(Extracted data entries)
** start **

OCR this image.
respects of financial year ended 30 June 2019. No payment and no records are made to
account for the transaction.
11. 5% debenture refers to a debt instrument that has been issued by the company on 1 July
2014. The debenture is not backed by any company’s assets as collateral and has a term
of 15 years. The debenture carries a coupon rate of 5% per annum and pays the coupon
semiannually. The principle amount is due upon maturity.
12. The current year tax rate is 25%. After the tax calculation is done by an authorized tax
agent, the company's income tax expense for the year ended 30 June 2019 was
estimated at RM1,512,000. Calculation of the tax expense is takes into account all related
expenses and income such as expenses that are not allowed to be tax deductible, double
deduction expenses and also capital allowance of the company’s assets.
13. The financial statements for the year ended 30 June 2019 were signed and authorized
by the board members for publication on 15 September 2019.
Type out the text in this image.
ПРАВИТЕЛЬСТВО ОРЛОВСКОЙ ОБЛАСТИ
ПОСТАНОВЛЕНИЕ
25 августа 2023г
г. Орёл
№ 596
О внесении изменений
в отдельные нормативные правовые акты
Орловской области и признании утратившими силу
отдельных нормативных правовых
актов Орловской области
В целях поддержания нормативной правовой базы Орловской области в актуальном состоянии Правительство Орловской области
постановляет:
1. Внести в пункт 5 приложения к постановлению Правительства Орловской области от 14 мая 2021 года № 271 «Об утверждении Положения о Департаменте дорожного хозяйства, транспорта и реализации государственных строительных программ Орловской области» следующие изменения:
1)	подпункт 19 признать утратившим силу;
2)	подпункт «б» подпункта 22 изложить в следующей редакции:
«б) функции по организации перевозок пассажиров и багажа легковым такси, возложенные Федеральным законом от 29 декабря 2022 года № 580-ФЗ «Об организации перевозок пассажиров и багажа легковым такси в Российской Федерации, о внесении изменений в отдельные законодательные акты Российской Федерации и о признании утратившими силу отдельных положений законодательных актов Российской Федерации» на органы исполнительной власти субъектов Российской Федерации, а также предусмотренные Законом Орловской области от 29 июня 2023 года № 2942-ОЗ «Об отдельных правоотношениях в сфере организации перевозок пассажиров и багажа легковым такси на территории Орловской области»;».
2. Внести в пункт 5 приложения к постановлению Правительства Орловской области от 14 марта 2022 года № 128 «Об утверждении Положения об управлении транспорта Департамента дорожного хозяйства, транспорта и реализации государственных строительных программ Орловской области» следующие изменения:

** end **

Exercise: Above are lines of data; state how many of them contain the word "account", with no other output.

Right answer: 2